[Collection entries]
++++++++++++++++++++

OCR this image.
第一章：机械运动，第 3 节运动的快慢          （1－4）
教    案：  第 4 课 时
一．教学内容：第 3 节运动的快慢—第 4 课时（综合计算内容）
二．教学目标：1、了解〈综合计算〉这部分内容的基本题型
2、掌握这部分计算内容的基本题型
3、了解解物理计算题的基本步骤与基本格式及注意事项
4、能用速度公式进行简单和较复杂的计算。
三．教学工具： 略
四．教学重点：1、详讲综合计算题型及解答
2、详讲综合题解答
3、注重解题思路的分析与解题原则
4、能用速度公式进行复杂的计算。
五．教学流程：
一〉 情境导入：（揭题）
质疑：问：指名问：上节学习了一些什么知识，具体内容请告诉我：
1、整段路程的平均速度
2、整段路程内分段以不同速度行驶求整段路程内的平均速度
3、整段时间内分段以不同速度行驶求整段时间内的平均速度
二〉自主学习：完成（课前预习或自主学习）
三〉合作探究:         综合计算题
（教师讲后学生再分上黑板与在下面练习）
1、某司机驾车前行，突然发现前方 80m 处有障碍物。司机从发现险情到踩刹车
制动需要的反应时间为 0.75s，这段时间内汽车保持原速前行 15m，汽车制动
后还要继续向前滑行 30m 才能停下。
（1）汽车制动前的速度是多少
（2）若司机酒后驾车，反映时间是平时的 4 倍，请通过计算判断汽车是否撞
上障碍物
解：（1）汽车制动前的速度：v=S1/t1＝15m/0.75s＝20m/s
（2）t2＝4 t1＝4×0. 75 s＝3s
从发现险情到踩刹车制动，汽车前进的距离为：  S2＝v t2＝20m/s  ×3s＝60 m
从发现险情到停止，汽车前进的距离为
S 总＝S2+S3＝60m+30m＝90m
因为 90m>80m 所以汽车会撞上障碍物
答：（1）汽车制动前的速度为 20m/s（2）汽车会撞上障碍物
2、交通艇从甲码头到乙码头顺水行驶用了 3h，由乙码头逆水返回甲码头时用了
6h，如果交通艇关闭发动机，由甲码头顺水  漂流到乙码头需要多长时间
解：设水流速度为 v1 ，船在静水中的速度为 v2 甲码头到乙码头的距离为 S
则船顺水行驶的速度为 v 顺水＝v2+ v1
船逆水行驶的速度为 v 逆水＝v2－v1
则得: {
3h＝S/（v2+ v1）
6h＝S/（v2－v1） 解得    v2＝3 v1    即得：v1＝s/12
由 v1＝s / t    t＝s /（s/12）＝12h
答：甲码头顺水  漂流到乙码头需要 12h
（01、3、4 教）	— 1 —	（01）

++++++++++++++++++++

▶ **Exercise directions**: Copy all the records above precisely.

▶ **Task output**:
OCR this image.
第一章：机械运动，第 3 节运动的快慢          （1－4）
教    案：  第 4 课 时
一．教学内容：第 3 节运动的快慢—第 4 课时（综合计算内容）
二．教学目标：1、了解〈综合计算〉这部分内容的基本题型
2、掌握这部分计算内容的基本题型
3、了解解物理计算题的基本步骤与基本格式及注意事项
4、能用速度公式进行简单和较复杂的计算。
三．教学工具： 略
四．教学重点：1、详讲综合计算题型及解答
2、详讲综合题解答
3、注重解题思路的分析与解题原则
4、能用速度公式进行复杂的计算。
五．教学流程：
一〉 情境导入：（揭题）
质疑：问：指名问：上节学习了一些什么知识，具体内容请告诉我：
1、整段路程的平均速度
2、整段路程内分段以不同速度行驶求整段路程内的平均速度
3、整段时间内分段以不同速度行驶求整段时间内的平均速度
二〉自主学习：完成（课前预习或自主学习）
三〉合作探究:         综合计算题
（教师讲后学生再分上黑板与在下面练习）
1、某司机驾车前行，突然发现前方 80m 处有障碍物。司机从发现险情到踩刹车
制动需要的反应时间为 0.75s，这段时间内汽车保持原速前行 15m，汽车制动
后还要继续向前滑行 30m 才能停下。
（1）汽车制动前的速度是多少
（2）若司机酒后驾车，反映时间是平时的 4 倍，请通过计算判断汽车是否撞
上障碍物
解：（1）汽车制动前的速度：v=S1/t1＝15m/0.75s＝20m/s
（2）t2＝4 t1＝4×0. 75 s＝3s
从发现险情到踩刹车制动，汽车前进的距离为：  S2＝v t2＝20m/s  ×3s＝60 m
从发现险情到停止，汽车前进的距离为
S 总＝S2+S3＝60m+30m＝90m
因为 90m>80m 所以汽车会撞上障碍物
答：（1）汽车制动前的速度为 20m/s（2）汽车会撞上障碍物
2、交通艇从甲码头到乙码头顺水行驶用了 3h，由乙码头逆水返回甲码头时用了
6h，如果交通艇关闭发动机，由甲码头顺水  漂流到乙码头需要多长时间
解：设水流速度为 v1 ，船在静水中的速度为 v2 甲码头到乙码头的距离为 S
则船顺水行驶的速度为 v 顺水＝v2+ v1
船逆水行驶的速度为 v 逆水＝v2－v1
则得: {
3h＝S/（v2+ v1）
6h＝S/（v2－v1） 解得    v2＝3 v1    即得：v1＝s/12
由 v1＝s / t    t＝s /（s/12）＝12h
答：甲码头顺水  漂流到乙码头需要 12h
（01、3、4 教）	— 1 —	（01）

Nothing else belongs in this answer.